Input for this task »

=======

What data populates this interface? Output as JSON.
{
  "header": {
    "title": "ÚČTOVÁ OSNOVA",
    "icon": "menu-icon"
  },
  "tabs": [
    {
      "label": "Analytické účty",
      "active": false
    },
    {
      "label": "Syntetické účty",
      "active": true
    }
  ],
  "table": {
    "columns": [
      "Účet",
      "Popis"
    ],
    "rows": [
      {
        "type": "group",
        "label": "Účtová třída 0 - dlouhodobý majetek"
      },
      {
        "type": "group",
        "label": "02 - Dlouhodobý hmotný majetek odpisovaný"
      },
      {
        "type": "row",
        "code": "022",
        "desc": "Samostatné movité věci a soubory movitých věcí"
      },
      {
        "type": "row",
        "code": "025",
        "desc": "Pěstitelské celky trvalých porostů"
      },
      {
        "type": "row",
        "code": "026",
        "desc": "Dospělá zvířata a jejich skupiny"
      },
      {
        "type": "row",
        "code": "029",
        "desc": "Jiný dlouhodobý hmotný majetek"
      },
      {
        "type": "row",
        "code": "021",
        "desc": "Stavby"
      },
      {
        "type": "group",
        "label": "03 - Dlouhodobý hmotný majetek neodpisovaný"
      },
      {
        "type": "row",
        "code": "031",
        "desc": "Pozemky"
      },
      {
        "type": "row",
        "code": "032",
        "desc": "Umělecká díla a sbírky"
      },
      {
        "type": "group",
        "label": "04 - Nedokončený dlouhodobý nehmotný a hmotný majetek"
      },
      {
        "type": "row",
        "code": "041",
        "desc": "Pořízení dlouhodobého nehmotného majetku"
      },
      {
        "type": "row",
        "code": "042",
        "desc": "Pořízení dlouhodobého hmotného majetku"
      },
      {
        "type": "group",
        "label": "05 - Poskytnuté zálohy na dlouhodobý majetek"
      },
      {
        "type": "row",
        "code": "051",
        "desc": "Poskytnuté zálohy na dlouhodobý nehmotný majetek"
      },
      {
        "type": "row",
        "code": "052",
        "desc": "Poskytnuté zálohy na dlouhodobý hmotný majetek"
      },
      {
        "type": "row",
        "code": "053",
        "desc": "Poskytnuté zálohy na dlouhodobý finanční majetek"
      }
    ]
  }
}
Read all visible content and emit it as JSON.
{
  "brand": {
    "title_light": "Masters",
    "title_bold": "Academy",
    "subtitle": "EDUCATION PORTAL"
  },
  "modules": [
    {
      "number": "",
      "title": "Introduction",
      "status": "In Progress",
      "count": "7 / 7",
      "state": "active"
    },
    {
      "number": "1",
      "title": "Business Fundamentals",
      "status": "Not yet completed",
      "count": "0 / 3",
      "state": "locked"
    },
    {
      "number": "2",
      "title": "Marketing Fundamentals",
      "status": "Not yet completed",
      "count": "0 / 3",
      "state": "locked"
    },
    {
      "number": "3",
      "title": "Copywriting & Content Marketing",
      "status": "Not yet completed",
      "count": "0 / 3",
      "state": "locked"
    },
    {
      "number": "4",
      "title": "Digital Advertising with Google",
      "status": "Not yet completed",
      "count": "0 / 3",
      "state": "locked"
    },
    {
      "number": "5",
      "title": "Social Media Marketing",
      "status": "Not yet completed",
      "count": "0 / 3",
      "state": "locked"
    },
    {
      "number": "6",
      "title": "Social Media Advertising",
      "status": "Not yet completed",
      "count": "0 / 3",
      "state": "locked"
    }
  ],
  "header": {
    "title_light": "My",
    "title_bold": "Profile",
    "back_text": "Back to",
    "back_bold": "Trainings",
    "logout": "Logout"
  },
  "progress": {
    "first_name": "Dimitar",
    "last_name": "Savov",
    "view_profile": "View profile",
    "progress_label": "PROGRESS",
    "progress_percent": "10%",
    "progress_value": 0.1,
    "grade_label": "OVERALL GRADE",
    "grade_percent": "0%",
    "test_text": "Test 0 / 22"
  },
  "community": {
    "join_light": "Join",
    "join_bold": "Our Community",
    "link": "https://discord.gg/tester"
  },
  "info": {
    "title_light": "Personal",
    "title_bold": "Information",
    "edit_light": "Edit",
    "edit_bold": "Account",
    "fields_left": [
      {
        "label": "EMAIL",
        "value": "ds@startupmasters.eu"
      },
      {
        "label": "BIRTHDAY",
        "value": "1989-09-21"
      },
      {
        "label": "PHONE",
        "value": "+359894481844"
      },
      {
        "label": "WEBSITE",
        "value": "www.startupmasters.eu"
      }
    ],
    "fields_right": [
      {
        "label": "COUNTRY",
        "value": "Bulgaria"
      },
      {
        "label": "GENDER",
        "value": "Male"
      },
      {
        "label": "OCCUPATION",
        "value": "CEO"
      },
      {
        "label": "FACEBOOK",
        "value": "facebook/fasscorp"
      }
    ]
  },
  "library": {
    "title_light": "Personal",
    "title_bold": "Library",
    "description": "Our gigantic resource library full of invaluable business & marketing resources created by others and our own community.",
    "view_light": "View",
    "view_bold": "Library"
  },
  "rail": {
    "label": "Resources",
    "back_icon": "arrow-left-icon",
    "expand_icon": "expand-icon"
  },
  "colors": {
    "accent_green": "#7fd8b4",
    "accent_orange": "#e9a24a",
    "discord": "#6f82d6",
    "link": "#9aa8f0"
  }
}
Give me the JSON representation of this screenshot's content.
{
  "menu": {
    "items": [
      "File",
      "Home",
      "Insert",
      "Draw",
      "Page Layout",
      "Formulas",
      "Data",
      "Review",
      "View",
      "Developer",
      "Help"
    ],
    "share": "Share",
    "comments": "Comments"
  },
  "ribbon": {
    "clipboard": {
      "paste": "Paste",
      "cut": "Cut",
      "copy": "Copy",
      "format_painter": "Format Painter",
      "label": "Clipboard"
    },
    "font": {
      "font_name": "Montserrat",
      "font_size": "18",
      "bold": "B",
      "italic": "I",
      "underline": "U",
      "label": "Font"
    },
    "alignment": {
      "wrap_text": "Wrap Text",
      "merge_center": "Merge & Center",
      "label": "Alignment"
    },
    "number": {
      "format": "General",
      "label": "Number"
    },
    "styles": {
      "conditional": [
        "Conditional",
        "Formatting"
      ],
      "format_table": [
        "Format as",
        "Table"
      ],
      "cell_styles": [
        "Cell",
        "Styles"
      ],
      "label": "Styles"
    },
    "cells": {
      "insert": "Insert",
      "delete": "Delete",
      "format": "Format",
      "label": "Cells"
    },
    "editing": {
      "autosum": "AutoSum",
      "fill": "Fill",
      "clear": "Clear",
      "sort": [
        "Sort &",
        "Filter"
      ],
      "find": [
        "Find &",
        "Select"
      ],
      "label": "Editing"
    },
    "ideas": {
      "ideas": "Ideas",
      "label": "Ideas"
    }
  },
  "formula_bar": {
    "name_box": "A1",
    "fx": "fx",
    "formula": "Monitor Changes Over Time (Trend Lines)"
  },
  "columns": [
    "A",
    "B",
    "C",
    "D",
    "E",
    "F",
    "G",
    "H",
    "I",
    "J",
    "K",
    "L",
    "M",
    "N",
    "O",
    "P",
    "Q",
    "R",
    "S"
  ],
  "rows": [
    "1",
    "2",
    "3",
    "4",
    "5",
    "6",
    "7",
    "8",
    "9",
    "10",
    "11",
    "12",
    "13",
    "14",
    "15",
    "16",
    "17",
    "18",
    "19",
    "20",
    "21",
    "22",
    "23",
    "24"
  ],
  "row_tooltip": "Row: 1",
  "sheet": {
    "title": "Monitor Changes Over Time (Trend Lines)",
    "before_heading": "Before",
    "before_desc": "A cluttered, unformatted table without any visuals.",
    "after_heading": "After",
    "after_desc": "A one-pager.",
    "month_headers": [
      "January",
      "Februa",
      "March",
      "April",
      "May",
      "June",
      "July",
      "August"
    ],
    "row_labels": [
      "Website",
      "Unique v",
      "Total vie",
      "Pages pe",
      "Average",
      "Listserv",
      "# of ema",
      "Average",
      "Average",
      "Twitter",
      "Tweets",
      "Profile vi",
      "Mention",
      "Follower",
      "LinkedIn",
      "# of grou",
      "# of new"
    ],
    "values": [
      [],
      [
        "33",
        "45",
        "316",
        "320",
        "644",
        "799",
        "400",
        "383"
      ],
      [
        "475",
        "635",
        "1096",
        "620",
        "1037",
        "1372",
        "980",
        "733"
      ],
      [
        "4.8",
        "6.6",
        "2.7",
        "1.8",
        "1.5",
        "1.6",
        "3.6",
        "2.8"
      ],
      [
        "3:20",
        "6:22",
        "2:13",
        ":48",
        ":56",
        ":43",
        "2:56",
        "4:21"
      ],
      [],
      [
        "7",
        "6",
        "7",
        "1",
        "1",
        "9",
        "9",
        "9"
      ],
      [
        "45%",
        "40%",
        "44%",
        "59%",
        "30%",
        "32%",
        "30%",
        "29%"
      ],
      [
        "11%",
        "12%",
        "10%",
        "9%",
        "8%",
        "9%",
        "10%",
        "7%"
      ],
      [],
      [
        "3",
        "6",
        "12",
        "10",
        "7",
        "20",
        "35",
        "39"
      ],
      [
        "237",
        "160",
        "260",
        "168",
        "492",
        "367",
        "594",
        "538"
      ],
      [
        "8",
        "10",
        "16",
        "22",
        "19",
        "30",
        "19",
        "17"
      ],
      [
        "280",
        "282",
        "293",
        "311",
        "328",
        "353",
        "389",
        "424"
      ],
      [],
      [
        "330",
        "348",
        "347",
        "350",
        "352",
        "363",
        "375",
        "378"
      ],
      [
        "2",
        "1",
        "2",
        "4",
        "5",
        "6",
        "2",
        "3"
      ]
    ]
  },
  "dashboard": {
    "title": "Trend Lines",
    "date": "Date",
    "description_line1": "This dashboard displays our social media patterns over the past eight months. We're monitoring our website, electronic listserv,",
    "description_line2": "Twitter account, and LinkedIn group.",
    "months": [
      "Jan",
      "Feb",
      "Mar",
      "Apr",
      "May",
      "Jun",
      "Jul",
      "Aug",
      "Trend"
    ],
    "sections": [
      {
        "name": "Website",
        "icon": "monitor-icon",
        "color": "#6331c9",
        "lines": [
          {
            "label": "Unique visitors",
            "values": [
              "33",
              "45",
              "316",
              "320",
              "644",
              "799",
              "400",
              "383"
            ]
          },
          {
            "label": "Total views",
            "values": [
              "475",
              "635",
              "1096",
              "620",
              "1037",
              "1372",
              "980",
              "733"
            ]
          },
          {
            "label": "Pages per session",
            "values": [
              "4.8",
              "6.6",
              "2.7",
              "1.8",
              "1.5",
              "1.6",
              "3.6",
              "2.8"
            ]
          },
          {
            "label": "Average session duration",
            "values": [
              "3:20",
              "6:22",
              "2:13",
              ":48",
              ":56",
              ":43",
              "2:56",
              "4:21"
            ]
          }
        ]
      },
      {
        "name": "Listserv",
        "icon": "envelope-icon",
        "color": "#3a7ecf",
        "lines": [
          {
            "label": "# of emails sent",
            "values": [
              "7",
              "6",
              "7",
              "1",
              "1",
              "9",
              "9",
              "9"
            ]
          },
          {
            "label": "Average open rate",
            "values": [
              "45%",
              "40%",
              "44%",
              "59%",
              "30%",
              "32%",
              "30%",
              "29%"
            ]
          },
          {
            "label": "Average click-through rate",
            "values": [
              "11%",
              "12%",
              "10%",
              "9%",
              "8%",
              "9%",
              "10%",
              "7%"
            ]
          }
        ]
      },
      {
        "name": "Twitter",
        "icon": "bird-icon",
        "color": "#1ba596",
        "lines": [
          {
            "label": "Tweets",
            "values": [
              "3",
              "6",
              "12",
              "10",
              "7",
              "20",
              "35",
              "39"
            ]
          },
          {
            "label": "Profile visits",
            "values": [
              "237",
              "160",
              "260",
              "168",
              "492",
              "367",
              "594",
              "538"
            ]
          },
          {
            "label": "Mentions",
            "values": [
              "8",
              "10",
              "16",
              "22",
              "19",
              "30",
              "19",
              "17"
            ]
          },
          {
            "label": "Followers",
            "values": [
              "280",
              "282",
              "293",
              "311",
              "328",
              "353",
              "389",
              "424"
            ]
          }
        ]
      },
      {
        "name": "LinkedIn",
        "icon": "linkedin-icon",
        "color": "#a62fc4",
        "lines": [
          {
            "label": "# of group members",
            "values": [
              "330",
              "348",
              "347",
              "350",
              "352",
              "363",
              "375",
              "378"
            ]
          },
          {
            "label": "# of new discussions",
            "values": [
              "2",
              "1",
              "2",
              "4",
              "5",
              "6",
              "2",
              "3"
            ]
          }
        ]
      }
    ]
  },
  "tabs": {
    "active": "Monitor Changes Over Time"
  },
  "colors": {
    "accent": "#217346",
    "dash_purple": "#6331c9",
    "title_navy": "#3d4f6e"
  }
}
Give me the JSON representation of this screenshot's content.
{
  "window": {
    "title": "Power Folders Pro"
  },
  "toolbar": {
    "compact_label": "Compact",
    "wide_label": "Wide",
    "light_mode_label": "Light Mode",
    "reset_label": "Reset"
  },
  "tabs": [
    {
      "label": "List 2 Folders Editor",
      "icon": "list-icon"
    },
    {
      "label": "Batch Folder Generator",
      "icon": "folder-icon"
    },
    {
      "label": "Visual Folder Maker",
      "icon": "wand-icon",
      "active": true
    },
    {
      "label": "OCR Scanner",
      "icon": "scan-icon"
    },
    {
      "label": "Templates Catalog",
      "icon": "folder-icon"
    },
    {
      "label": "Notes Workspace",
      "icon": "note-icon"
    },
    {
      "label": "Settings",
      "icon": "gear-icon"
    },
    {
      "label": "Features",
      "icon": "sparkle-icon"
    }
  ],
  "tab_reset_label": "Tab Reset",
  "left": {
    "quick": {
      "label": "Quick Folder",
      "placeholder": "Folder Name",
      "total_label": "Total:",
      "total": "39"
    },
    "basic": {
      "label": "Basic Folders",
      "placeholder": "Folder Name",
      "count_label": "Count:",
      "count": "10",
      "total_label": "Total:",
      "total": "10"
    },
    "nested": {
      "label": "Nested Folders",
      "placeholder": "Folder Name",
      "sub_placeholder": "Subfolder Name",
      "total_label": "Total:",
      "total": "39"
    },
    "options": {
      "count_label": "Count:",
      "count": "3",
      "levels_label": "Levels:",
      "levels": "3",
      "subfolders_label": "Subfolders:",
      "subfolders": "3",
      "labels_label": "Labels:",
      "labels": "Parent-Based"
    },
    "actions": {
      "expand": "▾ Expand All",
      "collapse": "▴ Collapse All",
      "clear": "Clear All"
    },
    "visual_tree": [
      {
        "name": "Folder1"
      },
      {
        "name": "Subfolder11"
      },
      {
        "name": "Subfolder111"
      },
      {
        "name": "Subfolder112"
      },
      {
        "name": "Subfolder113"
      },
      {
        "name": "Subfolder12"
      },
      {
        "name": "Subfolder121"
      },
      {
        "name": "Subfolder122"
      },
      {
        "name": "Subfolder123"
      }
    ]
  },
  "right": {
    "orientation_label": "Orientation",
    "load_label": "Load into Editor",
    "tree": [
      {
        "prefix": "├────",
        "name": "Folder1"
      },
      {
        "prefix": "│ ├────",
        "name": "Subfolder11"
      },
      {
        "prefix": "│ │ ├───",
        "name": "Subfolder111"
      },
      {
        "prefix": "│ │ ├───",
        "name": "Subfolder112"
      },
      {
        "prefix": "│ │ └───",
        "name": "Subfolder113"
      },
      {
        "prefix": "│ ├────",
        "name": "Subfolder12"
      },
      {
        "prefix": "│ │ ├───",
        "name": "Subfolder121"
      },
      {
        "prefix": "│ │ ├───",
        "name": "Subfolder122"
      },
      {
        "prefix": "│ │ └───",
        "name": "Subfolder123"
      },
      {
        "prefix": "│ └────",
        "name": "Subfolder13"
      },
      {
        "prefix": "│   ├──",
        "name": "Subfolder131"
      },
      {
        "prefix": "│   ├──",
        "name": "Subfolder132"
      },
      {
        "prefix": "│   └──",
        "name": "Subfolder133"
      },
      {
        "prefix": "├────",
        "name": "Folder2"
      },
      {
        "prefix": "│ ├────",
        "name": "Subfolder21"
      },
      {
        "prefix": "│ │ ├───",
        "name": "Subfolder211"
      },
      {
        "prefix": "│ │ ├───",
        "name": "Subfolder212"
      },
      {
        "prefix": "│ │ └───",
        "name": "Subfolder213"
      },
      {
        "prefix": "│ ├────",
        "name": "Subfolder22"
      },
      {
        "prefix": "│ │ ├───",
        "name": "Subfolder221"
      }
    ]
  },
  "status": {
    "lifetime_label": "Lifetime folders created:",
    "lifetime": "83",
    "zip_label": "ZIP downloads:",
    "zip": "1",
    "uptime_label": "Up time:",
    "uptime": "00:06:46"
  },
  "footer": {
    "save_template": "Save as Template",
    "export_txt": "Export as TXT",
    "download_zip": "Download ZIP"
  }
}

=======

What this task involves » Which lines above contain the word "zálohy"? Copy each of them.

The result »
        "label": "05 - Poskytnuté zálohy na dlouhodobý majetek"
        "desc": "Poskytnuté zálohy na dlouhodobý nehmotný majetek"
        "desc": "Poskytnuté zálohy na dlouhodobý hmotný majetek"
        "desc": "Poskytnuté zálohy na dlouhodobý finanční majetek"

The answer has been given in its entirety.